Extract every line where the string "sont" appears.

BEGIN Record extracts

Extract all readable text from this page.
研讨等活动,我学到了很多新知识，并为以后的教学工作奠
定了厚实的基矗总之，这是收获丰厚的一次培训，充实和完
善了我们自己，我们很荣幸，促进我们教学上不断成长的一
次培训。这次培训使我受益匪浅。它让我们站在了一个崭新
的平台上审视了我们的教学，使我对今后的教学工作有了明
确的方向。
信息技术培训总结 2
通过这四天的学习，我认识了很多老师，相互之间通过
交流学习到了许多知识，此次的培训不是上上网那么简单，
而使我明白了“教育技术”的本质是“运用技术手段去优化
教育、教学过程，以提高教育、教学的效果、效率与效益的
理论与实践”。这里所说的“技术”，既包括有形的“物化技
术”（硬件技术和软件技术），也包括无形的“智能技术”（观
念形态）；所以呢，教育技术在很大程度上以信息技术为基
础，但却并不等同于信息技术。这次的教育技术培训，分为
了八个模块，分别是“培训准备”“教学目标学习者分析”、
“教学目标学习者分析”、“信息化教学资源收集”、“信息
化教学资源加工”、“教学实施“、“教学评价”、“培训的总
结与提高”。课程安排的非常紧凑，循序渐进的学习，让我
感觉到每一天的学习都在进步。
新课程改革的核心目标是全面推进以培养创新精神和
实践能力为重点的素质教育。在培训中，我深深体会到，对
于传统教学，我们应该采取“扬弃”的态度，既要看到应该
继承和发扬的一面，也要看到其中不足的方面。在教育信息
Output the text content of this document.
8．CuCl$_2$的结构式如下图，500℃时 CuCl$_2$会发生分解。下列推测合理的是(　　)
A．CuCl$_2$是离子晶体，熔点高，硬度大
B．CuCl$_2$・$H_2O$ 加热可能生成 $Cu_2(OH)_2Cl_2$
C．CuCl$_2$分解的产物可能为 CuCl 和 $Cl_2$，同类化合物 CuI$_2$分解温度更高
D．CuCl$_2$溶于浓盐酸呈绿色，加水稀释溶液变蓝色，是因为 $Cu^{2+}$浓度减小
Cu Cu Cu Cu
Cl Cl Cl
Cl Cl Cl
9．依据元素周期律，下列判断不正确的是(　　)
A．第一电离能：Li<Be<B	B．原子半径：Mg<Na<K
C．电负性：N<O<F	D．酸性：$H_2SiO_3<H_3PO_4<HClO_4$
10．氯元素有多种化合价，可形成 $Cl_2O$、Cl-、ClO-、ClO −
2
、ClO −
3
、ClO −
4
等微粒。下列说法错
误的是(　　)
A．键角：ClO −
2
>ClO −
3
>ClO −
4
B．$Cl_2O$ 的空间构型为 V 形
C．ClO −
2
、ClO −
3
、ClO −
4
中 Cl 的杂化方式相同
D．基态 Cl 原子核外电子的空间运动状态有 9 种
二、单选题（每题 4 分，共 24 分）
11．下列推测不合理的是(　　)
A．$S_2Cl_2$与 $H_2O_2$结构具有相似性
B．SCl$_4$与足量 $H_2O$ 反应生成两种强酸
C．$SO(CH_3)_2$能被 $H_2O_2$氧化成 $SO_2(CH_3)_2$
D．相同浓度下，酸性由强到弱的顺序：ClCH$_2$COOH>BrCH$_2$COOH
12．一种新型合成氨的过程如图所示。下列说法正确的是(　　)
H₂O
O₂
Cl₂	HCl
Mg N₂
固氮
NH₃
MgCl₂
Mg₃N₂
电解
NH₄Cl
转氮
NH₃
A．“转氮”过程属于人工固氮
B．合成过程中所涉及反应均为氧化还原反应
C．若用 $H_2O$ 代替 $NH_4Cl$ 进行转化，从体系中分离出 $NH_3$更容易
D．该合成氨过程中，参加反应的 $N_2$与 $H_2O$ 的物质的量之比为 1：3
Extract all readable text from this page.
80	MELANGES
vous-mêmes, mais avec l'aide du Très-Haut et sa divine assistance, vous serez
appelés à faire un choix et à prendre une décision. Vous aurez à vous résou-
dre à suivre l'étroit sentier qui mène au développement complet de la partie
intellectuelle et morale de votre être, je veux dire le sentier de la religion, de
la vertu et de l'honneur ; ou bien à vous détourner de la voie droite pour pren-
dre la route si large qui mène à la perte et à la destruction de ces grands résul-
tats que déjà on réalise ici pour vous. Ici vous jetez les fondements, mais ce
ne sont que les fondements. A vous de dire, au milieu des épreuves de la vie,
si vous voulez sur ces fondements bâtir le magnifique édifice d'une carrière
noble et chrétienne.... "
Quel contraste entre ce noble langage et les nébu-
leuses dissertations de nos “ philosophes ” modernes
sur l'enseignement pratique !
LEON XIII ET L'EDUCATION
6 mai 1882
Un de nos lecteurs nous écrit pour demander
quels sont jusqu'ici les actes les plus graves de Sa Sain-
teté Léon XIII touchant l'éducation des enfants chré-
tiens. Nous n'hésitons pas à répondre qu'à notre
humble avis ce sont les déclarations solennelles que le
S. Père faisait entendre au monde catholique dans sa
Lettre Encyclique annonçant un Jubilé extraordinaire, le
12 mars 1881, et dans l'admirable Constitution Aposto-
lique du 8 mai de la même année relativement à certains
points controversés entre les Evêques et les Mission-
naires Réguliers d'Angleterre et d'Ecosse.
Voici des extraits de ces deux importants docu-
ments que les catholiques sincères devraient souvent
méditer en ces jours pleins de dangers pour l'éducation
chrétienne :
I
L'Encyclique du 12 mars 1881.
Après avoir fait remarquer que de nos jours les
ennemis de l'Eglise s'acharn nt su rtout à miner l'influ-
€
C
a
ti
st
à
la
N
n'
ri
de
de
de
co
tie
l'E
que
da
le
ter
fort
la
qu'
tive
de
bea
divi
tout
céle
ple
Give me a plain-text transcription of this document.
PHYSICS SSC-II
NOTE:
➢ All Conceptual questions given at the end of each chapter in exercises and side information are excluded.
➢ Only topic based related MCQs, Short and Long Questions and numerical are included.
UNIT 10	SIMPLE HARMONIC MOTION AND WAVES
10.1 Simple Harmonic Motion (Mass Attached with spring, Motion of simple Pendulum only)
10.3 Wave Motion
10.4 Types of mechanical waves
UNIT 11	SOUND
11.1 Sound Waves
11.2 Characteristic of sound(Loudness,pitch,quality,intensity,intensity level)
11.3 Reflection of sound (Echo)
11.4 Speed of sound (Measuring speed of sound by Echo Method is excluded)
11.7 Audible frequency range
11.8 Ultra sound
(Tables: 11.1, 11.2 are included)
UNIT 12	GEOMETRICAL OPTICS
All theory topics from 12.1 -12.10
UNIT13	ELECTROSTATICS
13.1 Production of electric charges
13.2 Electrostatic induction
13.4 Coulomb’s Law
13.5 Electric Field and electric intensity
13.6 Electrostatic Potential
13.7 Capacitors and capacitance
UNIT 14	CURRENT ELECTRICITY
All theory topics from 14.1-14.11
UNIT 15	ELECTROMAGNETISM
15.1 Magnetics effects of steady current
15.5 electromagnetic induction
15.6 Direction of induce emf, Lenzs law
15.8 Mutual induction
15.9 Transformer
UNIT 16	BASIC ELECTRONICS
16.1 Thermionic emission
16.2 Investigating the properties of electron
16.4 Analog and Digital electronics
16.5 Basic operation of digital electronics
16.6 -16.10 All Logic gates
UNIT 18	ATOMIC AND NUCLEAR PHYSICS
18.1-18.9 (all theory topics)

END Record extracts

### Problem solution
ne sont que les fondements. A vous de dire, au milieu des épreuves de la vie,
quels sont jusqu'ici les actes les plus graves de Sa Sain-
humble avis ce sont les déclarations solennelles que le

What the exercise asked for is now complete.